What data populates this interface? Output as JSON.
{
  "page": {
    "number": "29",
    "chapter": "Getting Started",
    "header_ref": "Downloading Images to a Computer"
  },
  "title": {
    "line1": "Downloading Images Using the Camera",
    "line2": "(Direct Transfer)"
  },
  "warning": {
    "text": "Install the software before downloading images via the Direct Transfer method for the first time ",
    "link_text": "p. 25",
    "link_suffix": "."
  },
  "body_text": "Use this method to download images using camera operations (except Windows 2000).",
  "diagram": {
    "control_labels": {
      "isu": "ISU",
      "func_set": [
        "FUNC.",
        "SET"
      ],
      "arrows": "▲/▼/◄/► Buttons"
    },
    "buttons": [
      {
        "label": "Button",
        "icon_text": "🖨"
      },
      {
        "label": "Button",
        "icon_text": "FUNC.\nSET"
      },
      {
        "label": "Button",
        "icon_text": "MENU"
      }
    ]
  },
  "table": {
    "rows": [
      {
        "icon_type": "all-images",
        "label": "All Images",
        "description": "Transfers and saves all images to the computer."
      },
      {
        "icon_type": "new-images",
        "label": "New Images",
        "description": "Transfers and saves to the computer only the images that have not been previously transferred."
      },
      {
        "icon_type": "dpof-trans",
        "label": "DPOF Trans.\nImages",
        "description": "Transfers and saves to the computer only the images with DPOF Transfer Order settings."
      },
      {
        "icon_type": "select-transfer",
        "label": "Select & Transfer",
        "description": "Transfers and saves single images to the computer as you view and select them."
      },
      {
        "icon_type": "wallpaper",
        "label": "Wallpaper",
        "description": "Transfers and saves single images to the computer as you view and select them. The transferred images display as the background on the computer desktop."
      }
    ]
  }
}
====
● **Stated task**
Transcribe the whole listing with nothing added or left out.

● **Solution to the problem**
What data populates this interface? Output as JSON.
{
  "page": {
    "number": "29",
    "chapter": "Getting Started",
    "header_ref": "Downloading Images to a Computer"
  },
  "title": {
    "line1": "Downloading Images Using the Camera",
    "line2": "(Direct Transfer)"
  },
  "warning": {
    "text": "Install the software before downloading images via the Direct Transfer method for the first time ",
    "link_text": "p. 25",
    "link_suffix": "."
  },
  "body_text": "Use this method to download images using camera operations (except Windows 2000).",
  "diagram": {
    "control_labels": {
      "isu": "ISU",
      "func_set": [
        "FUNC.",
        "SET"
      ],
      "arrows": "▲/▼/◄/► Buttons"
    },
    "buttons": [
      {
        "label": "Button",
        "icon_text": "🖨"
      },
      {
        "label": "Button",
        "icon_text": "FUNC.\nSET"
      },
      {
        "label": "Button",
        "icon_text": "MENU"
      }
    ]
  },
  "table": {
    "rows": [
      {
        "icon_type": "all-images",
        "label": "All Images",
        "description": "Transfers and saves all images to the computer."
      },
      {
        "icon_type": "new-images",
        "label": "New Images",
        "description": "Transfers and saves to the computer only the images that have not been previously transferred."
      },
      {
        "icon_type": "dpof-trans",
        "label": "DPOF Trans.\nImages",
        "description": "Transfers and saves to the computer only the images with DPOF Transfer Order settings."
      },
      {
        "icon_type": "select-transfer",
        "label": "Select & Transfer",
        "description": "Transfers and saves single images to the computer as you view and select them."
      },
      {
        "icon_type": "wallpaper",
        "label": "Wallpaper",
        "description": "Transfers and saves single images to the computer as you view and select them. The transferred images display as the background on the computer desktop."
      }
    ]
  }
}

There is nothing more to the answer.